→ **What is required**
Copy out each line below that has the word "Reflectivity" in it.

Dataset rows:
============
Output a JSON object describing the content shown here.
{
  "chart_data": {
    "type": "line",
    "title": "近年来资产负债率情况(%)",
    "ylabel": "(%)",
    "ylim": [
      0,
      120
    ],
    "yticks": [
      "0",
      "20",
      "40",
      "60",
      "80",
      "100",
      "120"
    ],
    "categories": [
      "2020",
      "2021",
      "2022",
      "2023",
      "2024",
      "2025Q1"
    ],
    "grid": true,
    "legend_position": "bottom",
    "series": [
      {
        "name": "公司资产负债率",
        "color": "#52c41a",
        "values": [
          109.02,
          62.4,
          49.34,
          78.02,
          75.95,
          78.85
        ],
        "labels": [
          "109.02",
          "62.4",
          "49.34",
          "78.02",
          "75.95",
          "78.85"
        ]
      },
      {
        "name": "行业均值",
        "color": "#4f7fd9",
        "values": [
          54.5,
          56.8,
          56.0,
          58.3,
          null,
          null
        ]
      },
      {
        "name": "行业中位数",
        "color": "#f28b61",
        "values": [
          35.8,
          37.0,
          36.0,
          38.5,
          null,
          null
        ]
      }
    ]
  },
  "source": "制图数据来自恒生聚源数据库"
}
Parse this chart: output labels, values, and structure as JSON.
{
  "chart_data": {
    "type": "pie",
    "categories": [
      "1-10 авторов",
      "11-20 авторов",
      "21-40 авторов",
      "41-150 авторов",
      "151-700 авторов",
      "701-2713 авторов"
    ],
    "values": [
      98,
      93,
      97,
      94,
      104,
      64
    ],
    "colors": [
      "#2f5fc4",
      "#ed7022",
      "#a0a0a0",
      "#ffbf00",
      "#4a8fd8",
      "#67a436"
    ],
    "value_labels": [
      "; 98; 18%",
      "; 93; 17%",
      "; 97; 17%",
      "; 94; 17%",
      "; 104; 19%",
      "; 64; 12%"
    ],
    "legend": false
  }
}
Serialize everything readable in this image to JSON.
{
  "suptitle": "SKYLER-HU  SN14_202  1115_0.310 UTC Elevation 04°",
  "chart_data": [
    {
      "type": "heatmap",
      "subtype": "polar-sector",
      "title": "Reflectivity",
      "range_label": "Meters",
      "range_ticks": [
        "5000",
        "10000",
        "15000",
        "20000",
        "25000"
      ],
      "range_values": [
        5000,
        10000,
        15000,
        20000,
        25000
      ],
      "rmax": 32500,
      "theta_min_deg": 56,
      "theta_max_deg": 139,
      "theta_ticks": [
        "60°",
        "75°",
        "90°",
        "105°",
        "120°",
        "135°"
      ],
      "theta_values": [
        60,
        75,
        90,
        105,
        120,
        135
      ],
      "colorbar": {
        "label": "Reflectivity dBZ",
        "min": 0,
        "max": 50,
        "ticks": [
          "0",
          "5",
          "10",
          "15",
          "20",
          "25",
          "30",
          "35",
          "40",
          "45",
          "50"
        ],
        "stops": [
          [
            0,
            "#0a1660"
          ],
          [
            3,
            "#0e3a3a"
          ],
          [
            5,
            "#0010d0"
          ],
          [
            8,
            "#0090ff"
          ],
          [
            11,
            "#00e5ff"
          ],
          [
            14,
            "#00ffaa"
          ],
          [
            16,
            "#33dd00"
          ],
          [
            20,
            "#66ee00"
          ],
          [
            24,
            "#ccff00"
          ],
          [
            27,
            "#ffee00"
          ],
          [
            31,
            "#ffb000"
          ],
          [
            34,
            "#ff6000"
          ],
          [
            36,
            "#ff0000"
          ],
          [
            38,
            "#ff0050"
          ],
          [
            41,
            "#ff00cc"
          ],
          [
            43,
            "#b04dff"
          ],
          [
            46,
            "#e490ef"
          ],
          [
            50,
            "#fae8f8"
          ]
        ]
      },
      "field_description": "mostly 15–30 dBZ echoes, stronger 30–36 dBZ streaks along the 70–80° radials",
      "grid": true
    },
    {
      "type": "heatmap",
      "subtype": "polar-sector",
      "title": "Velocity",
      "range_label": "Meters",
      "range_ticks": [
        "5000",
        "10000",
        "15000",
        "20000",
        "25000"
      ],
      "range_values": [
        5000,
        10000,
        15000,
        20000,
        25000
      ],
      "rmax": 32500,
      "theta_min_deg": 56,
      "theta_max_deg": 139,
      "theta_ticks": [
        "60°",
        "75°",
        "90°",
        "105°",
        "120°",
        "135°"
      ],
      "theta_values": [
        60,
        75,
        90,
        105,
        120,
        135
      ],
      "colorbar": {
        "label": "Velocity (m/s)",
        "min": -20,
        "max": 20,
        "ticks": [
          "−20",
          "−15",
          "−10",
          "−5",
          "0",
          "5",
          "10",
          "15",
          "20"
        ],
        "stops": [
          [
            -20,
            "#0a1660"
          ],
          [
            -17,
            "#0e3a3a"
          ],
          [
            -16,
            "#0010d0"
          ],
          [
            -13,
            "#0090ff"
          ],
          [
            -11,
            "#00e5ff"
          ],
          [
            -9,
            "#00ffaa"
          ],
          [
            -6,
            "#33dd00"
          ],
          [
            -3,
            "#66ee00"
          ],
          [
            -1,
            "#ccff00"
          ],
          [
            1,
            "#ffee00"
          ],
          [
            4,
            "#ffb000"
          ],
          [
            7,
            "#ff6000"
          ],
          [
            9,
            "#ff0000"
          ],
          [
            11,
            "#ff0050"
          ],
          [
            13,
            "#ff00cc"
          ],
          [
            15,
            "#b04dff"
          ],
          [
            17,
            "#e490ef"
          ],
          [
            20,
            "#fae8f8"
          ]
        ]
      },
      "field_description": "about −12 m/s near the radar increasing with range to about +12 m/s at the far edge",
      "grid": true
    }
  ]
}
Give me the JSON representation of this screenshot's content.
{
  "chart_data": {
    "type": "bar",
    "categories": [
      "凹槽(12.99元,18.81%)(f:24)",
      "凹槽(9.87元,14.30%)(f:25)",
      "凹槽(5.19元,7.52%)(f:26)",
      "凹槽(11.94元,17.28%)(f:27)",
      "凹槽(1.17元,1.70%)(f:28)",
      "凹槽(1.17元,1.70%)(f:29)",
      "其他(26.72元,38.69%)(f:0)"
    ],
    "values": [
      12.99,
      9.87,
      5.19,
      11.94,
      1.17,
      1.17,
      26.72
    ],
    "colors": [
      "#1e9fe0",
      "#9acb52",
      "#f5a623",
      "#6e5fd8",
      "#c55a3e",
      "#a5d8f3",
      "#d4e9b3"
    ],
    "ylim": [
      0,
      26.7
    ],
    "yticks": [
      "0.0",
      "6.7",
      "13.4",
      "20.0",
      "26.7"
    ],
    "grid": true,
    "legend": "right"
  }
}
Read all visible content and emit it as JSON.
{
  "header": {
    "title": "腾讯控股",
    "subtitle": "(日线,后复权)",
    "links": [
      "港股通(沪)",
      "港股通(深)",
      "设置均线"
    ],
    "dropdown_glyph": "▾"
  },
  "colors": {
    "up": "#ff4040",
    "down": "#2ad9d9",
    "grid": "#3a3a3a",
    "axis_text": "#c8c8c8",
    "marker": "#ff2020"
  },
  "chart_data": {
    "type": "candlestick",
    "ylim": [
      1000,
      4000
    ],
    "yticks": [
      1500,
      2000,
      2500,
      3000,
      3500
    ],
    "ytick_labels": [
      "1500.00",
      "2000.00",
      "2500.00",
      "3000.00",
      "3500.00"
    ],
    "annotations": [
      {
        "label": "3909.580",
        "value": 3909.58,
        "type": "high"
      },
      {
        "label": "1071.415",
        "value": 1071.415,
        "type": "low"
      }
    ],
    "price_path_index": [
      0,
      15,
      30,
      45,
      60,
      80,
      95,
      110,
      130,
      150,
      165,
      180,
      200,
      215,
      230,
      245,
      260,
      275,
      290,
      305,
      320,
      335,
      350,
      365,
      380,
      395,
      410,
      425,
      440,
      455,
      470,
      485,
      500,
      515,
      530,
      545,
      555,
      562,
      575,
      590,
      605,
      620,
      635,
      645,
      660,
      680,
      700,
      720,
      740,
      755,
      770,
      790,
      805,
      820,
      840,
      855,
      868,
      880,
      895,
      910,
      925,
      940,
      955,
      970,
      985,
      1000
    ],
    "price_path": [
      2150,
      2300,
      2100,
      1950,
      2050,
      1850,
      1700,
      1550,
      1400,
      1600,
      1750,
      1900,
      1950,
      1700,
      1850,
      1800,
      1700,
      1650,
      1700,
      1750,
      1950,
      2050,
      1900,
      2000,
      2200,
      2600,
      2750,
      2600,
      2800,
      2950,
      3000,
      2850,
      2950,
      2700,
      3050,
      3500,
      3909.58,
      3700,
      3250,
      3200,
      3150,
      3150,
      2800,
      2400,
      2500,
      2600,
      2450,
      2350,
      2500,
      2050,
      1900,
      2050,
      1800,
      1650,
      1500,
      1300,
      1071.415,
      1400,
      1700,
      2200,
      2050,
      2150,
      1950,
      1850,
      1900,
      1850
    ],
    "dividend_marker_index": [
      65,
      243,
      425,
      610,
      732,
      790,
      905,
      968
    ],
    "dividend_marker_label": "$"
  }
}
============
→ **Task answer**
      "title": "Reflectivity",
        "label": "Reflectivity dBZ",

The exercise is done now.